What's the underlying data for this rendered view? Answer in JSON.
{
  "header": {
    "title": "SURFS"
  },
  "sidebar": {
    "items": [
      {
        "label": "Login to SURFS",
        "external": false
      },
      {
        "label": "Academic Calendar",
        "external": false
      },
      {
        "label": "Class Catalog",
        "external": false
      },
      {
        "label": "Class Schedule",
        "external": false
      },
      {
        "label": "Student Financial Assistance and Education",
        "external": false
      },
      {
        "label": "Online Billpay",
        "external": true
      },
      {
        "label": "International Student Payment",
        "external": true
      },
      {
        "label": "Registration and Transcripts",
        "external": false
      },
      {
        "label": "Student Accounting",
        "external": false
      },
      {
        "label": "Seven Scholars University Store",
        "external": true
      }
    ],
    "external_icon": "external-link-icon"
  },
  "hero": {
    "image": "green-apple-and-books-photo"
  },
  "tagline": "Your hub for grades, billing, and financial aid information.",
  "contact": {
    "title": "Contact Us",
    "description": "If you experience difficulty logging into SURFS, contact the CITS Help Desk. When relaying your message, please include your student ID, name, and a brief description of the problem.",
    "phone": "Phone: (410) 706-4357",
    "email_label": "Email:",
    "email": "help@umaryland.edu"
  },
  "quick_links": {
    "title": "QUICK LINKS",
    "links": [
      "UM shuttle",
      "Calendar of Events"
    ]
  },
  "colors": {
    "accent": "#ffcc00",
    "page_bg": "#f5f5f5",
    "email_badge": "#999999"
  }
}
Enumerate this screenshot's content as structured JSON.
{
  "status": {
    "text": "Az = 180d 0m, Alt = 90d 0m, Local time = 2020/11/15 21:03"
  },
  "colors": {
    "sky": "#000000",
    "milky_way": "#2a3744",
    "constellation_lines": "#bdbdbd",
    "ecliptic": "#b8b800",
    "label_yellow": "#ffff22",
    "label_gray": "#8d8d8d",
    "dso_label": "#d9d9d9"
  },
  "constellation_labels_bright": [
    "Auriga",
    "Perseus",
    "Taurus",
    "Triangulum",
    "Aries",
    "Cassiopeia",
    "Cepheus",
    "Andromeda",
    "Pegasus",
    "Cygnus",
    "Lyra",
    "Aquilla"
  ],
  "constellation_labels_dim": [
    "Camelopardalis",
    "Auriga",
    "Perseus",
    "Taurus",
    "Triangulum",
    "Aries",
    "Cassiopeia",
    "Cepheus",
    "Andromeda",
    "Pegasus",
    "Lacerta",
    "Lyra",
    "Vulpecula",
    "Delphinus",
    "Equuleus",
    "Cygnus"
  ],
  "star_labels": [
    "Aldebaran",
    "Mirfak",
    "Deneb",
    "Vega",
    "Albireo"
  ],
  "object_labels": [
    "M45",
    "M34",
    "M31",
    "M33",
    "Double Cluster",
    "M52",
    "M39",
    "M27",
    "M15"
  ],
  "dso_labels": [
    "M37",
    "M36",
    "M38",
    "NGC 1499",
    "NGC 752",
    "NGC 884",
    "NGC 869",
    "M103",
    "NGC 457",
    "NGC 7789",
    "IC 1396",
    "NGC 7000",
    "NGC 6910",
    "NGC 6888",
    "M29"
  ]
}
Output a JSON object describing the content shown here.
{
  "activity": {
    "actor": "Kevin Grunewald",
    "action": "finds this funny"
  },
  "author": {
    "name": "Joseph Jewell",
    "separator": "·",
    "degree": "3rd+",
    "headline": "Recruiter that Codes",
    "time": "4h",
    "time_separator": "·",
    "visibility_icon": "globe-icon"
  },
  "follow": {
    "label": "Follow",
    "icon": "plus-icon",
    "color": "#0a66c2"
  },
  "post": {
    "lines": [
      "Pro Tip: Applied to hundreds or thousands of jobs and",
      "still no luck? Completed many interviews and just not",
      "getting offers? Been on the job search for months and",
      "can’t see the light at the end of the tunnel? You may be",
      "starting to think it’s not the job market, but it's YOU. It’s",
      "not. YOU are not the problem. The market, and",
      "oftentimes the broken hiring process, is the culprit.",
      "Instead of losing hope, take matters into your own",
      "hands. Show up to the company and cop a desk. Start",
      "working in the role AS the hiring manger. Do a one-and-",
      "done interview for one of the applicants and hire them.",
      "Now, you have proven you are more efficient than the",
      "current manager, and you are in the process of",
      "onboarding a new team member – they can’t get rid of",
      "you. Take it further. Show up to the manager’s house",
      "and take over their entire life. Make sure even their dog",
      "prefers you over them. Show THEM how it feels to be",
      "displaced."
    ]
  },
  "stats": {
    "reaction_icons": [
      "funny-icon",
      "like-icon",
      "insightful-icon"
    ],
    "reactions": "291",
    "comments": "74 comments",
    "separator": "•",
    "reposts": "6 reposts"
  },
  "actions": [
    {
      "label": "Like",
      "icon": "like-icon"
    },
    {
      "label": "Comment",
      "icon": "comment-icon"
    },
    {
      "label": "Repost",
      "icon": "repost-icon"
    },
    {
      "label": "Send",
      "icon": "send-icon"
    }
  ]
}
• • • • •
**EXERCISE GOAL:**
Would you reproduce all the entries exactly?

**RESULT OF THIS EXERCISE:**
What's the underlying data for this rendered view? Answer in JSON.
{
  "header": {
    "title": "SURFS"
  },
  "sidebar": {
    "items": [
      {
        "label": "Login to SURFS",
        "external": false
      },
      {
        "label": "Academic Calendar",
        "external": false
      },
      {
        "label": "Class Catalog",
        "external": false
      },
      {
        "label": "Class Schedule",
        "external": false
      },
      {
        "label": "Student Financial Assistance and Education",
        "external": false
      },
      {
        "label": "Online Billpay",
        "external": true
      },
      {
        "label": "International Student Payment",
        "external": true
      },
      {
        "label": "Registration and Transcripts",
        "external": false
      },
      {
        "label": "Student Accounting",
        "external": false
      },
      {
        "label": "Seven Scholars University Store",
        "external": true
      }
    ],
    "external_icon": "external-link-icon"
  },
  "hero": {
    "image": "green-apple-and-books-photo"
  },
  "tagline": "Your hub for grades, billing, and financial aid information.",
  "contact": {
    "title": "Contact Us",
    "description": "If you experience difficulty logging into SURFS, contact the CITS Help Desk. When relaying your message, please include your student ID, name, and a brief description of the problem.",
    "phone": "Phone: (410) 706-4357",
    "email_label": "Email:",
    "email": "help@umaryland.edu"
  },
  "quick_links": {
    "title": "QUICK LINKS",
    "links": [
      "UM shuttle",
      "Calendar of Events"
    ]
  },
  "colors": {
    "accent": "#ffcc00",
    "page_bg": "#f5f5f5",
    "email_badge": "#999999"
  }
}
Enumerate this screenshot's content as structured JSON.
{
  "status": {
    "text": "Az = 180d 0m, Alt = 90d 0m, Local time = 2020/11/15 21:03"
  },
  "colors": {
    "sky": "#000000",
    "milky_way": "#2a3744",
    "constellation_lines": "#bdbdbd",
    "ecliptic": "#b8b800",
    "label_yellow": "#ffff22",
    "label_gray": "#8d8d8d",
    "dso_label": "#d9d9d9"
  },
  "constellation_labels_bright": [
    "Auriga",
    "Perseus",
    "Taurus",
    "Triangulum",
    "Aries",
    "Cassiopeia",
    "Cepheus",
    "Andromeda",
    "Pegasus",
    "Cygnus",
    "Lyra",
    "Aquilla"
  ],
  "constellation_labels_dim": [
    "Camelopardalis",
    "Auriga",
    "Perseus",
    "Taurus",
    "Triangulum",
    "Aries",
    "Cassiopeia",
    "Cepheus",
    "Andromeda",
    "Pegasus",
    "Lacerta",
    "Lyra",
    "Vulpecula",
    "Delphinus",
    "Equuleus",
    "Cygnus"
  ],
  "star_labels": [
    "Aldebaran",
    "Mirfak",
    "Deneb",
    "Vega",
    "Albireo"
  ],
  "object_labels": [
    "M45",
    "M34",
    "M31",
    "M33",
    "Double Cluster",
    "M52",
    "M39",
    "M27",
    "M15"
  ],
  "dso_labels": [
    "M37",
    "M36",
    "M38",
    "NGC 1499",
    "NGC 752",
    "NGC 884",
    "NGC 869",
    "M103",
    "NGC 457",
    "NGC 7789",
    "IC 1396",
    "NGC 7000",
    "NGC 6910",
    "NGC 6888",
    "M29"
  ]
}
Output a JSON object describing the content shown here.
{
  "activity": {
    "actor": "Kevin Grunewald",
    "action": "finds this funny"
  },
  "author": {
    "name": "Joseph Jewell",
    "separator": "·",
    "degree": "3rd+",
    "headline": "Recruiter that Codes",
    "time": "4h",
    "time_separator": "·",
    "visibility_icon": "globe-icon"
  },
  "follow": {
    "label": "Follow",
    "icon": "plus-icon",
    "color": "#0a66c2"
  },
  "post": {
    "lines": [
      "Pro Tip: Applied to hundreds or thousands of jobs and",
      "still no luck? Completed many interviews and just not",
      "getting offers? Been on the job search for months and",
      "can’t see the light at the end of the tunnel? You may be",
      "starting to think it’s not the job market, but it's YOU. It’s",
      "not. YOU are not the problem. The market, and",
      "oftentimes the broken hiring process, is the culprit.",
      "Instead of losing hope, take matters into your own",
      "hands. Show up to the company and cop a desk. Start",
      "working in the role AS the hiring manger. Do a one-and-",
      "done interview for one of the applicants and hire them.",
      "Now, you have proven you are more efficient than the",
      "current manager, and you are in the process of",
      "onboarding a new team member – they can’t get rid of",
      "you. Take it further. Show up to the manager’s house",
      "and take over their entire life. Make sure even their dog",
      "prefers you over them. Show THEM how it feels to be",
      "displaced."
    ]
  },
  "stats": {
    "reaction_icons": [
      "funny-icon",
      "like-icon",
      "insightful-icon"
    ],
    "reactions": "291",
    "comments": "74 comments",
    "separator": "•",
    "reposts": "6 reposts"
  },
  "actions": [
    {
      "label": "Like",
      "icon": "like-icon"
    },
    {
      "label": "Comment",
      "icon": "comment-icon"
    },
    {
      "label": "Repost",
      "icon": "repost-icon"
    },
    {
      "label": "Send",
      "icon": "send-icon"
    }
  ]
}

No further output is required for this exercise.